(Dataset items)
————————
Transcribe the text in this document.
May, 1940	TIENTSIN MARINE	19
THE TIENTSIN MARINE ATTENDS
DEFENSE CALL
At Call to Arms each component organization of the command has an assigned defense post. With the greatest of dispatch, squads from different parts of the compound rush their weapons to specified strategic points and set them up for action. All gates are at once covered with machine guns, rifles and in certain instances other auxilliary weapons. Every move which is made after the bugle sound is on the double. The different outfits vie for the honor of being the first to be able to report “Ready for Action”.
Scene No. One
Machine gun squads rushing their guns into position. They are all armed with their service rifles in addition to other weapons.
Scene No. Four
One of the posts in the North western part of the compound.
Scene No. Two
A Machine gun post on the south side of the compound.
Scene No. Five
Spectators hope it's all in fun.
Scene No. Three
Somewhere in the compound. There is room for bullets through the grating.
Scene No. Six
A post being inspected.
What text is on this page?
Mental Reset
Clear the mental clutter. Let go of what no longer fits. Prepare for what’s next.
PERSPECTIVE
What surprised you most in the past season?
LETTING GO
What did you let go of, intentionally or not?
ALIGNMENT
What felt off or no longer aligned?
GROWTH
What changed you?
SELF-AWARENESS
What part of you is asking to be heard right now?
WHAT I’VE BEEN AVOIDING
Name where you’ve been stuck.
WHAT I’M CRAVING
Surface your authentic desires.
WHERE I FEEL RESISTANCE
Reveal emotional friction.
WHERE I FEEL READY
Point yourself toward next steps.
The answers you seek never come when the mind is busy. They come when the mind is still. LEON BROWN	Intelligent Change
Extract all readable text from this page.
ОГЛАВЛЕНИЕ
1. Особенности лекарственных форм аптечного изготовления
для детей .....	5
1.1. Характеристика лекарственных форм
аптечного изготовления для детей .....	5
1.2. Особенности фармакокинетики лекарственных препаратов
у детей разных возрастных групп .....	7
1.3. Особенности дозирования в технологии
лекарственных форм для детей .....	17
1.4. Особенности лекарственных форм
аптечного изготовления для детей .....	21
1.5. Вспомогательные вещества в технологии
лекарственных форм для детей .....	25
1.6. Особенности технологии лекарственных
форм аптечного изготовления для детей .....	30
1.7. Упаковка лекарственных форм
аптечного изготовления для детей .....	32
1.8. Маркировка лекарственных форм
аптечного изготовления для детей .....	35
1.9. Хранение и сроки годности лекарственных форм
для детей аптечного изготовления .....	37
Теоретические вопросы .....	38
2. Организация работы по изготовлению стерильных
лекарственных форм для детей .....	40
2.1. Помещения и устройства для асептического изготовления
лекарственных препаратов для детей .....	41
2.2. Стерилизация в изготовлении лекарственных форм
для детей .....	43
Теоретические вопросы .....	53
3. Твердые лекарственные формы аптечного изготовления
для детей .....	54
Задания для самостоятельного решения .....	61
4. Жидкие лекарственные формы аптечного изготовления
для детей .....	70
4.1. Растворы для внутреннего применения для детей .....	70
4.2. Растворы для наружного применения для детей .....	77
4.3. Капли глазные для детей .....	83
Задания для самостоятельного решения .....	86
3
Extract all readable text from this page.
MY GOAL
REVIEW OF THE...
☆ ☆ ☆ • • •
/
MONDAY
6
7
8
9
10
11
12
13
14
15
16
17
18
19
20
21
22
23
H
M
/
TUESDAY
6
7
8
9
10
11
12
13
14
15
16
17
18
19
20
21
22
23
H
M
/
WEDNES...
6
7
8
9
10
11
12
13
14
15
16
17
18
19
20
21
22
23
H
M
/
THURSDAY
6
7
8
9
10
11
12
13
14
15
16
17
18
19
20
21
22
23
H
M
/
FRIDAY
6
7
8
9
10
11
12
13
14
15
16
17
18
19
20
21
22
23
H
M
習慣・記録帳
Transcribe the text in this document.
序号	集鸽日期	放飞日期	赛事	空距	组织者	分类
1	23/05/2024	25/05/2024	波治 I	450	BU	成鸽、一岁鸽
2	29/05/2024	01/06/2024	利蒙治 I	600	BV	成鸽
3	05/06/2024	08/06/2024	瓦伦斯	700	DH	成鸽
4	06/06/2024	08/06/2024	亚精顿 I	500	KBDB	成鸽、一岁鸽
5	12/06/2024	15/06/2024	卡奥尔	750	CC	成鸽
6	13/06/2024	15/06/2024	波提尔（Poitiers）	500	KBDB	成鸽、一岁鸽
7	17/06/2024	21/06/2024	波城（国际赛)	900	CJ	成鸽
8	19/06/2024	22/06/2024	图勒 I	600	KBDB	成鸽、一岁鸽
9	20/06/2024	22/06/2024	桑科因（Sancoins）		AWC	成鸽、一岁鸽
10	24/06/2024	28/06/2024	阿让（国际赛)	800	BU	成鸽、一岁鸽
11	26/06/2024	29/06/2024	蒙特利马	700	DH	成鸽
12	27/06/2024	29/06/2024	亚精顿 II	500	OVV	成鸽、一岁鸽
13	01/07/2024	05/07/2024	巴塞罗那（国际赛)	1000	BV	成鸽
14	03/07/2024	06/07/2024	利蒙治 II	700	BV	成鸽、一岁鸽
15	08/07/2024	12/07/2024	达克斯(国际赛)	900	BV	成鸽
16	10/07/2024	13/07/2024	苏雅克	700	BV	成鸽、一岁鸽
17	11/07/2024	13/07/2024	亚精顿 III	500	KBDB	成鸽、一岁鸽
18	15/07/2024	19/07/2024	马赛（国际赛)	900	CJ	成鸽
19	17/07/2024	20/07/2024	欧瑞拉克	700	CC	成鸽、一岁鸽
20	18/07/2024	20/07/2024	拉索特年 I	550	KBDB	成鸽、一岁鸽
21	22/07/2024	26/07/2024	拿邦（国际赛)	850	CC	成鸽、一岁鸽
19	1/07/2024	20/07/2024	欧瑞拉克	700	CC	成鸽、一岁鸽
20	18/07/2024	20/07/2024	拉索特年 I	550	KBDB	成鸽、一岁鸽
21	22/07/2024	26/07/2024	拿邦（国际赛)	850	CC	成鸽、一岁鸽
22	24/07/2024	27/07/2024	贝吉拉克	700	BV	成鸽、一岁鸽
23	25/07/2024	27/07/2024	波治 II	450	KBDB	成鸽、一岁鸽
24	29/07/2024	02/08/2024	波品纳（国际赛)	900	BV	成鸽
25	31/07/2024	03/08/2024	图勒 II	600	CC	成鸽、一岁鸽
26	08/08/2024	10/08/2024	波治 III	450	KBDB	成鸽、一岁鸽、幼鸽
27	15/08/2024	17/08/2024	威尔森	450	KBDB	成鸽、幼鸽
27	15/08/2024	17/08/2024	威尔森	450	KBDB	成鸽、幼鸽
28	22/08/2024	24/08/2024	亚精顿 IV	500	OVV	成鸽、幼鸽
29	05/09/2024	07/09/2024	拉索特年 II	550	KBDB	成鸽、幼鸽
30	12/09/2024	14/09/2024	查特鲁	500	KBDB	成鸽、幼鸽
————————
Make an exact copy of the records.

Transcribe the text in this document.
May, 1940	TIENTSIN MARINE	19
THE TIENTSIN MARINE ATTENDS
DEFENSE CALL
At Call to Arms each component organization of the command has an assigned defense post. With the greatest of dispatch, squads from different parts of the compound rush their weapons to specified strategic points and set them up for action. All gates are at once covered with machine guns, rifles and in certain instances other auxilliary weapons. Every move which is made after the bugle sound is on the double. The different outfits vie for the honor of being the first to be able to report “Ready for Action”.
Scene No. One
Machine gun squads rushing their guns into position. They are all armed with their service rifles in addition to other weapons.
Scene No. Four
One of the posts in the North western part of the compound.
Scene No. Two
A Machine gun post on the south side of the compound.
Scene No. Five
Spectators hope it's all in fun.
Scene No. Three
Somewhere in the compound. There is room for bullets through the grating.
Scene No. Six
A post being inspected.
What text is on this page?
Mental Reset
Clear the mental clutter. Let go of what no longer fits. Prepare for what’s next.
PERSPECTIVE
What surprised you most in the past season?
LETTING GO
What did you let go of, intentionally or not?
ALIGNMENT
What felt off or no longer aligned?
GROWTH
What changed you?
SELF-AWARENESS
What part of you is asking to be heard right now?
WHAT I’VE BEEN AVOIDING
Name where you’ve been stuck.
WHAT I’M CRAVING
Surface your authentic desires.
WHERE I FEEL RESISTANCE
Reveal emotional friction.
WHERE I FEEL READY
Point yourself toward next steps.
The answers you seek never come when the mind is busy. They come when the mind is still. LEON BROWN	Intelligent Change
Extract all readable text from this page.
ОГЛАВЛЕНИЕ
1. Особенности лекарственных форм аптечного изготовления
для детей .....	5
1.1. Характеристика лекарственных форм
аптечного изготовления для детей .....	5
1.2. Особенности фармакокинетики лекарственных препаратов
у детей разных возрастных групп .....	7
1.3. Особенности дозирования в технологии
лекарственных форм для детей .....	17
1.4. Особенности лекарственных форм
аптечного изготовления для детей .....	21
1.5. Вспомогательные вещества в технологии
лекарственных форм для детей .....	25
1.6. Особенности технологии лекарственных
форм аптечного изготовления для детей .....	30
1.7. Упаковка лекарственных форм
аптечного изготовления для детей .....	32
1.8. Маркировка лекарственных форм
аптечного изготовления для детей .....	35
1.9. Хранение и сроки годности лекарственных форм
для детей аптечного изготовления .....	37
Теоретические вопросы .....	38
2. Организация работы по изготовлению стерильных
лекарственных форм для детей .....	40
2.1. Помещения и устройства для асептического изготовления
лекарственных препаратов для детей .....	41
2.2. Стерилизация в изготовлении лекарственных форм
для детей .....	43
Теоретические вопросы .....	53
3. Твердые лекарственные формы аптечного изготовления
для детей .....	54
Задания для самостоятельного решения .....	61
4. Жидкие лекарственные формы аптечного изготовления
для детей .....	70
4.1. Растворы для внутреннего применения для детей .....	70
4.2. Растворы для наружного применения для детей .....	77
4.3. Капли глазные для детей .....	83
Задания для самостоятельного решения .....	86
3
Extract all readable text from this page.
MY GOAL
REVIEW OF THE...
☆ ☆ ☆ • • •
/
MONDAY
6
7
8
9
10
11
12
13
14
15
16
17
18
19
20
21
22
23
H
M
/
TUESDAY
6
7
8
9
10
11
12
13
14
15
16
17
18
19
20
21
22
23
H
M
/
WEDNES...
6
7
8
9
10
11
12
13
14
15
16
17
18
19
20
21
22
23
H
M
/
THURSDAY
6
7
8
9
10
11
12
13
14
15
16
17
18
19
20
21
22
23
H
M
/
FRIDAY
6
7
8
9
10
11
12
13
14
15
16
17
18
19
20
21
22
23
H
M
習慣・記録帳
Transcribe the text in this document.
序号	集鸽日期	放飞日期	赛事	空距	组织者	分类
1	23/05/2024	25/05/2024	波治 I	450	BU	成鸽、一岁鸽
2	29/05/2024	01/06/2024	利蒙治 I	600	BV	成鸽
3	05/06/2024	08/06/2024	瓦伦斯	700	DH	成鸽
4	06/06/2024	08/06/2024	亚精顿 I	500	KBDB	成鸽、一岁鸽
5	12/06/2024	15/06/2024	卡奥尔	750	CC	成鸽
6	13/06/2024	15/06/2024	波提尔（Poitiers）	500	KBDB	成鸽、一岁鸽
7	17/06/2024	21/06/2024	波城（国际赛)	900	CJ	成鸽
8	19/06/2024	22/06/2024	图勒 I	600	KBDB	成鸽、一岁鸽
9	20/06/2024	22/06/2024	桑科因（Sancoins）		AWC	成鸽、一岁鸽
10	24/06/2024	28/06/2024	阿让（国际赛)	800	BU	成鸽、一岁鸽
11	26/06/2024	29/06/2024	蒙特利马	700	DH	成鸽
12	27/06/2024	29/06/2024	亚精顿 II	500	OVV	成鸽、一岁鸽
13	01/07/2024	05/07/2024	巴塞罗那（国际赛)	1000	BV	成鸽
14	03/07/2024	06/07/2024	利蒙治 II	700	BV	成鸽、一岁鸽
15	08/07/2024	12/07/2024	达克斯(国际赛)	900	BV	成鸽
16	10/07/2024	13/07/2024	苏雅克	700	BV	成鸽、一岁鸽
17	11/07/2024	13/07/2024	亚精顿 III	500	KBDB	成鸽、一岁鸽
18	15/07/2024	19/07/2024	马赛（国际赛)	900	CJ	成鸽
19	17/07/2024	20/07/2024	欧瑞拉克	700	CC	成鸽、一岁鸽
20	18/07/2024	20/07/2024	拉索特年 I	550	KBDB	成鸽、一岁鸽
21	22/07/2024	26/07/2024	拿邦（国际赛)	850	CC	成鸽、一岁鸽
19	1/07/2024	20/07/2024	欧瑞拉克	700	CC	成鸽、一岁鸽
20	18/07/2024	20/07/2024	拉索特年 I	550	KBDB	成鸽、一岁鸽
21	22/07/2024	26/07/2024	拿邦（国际赛)	850	CC	成鸽、一岁鸽
22	24/07/2024	27/07/2024	贝吉拉克	700	BV	成鸽、一岁鸽
23	25/07/2024	27/07/2024	波治 II	450	KBDB	成鸽、一岁鸽
24	29/07/2024	02/08/2024	波品纳（国际赛)	900	BV	成鸽
25	31/07/2024	03/08/2024	图勒 II	600	CC	成鸽、一岁鸽
26	08/08/2024	10/08/2024	波治 III	450	KBDB	成鸽、一岁鸽、幼鸽
27	15/08/2024	17/08/2024	威尔森	450	KBDB	成鸽、幼鸽
27	15/08/2024	17/08/2024	威尔森	450	KBDB	成鸽、幼鸽
28	22/08/2024	24/08/2024	亚精顿 IV	500	OVV	成鸽、幼鸽
29	05/09/2024	07/09/2024	拉索特年 II	550	KBDB	成鸽、幼鸽
30	12/09/2024	14/09/2024	查特鲁	500	KBDB	成鸽、幼鸽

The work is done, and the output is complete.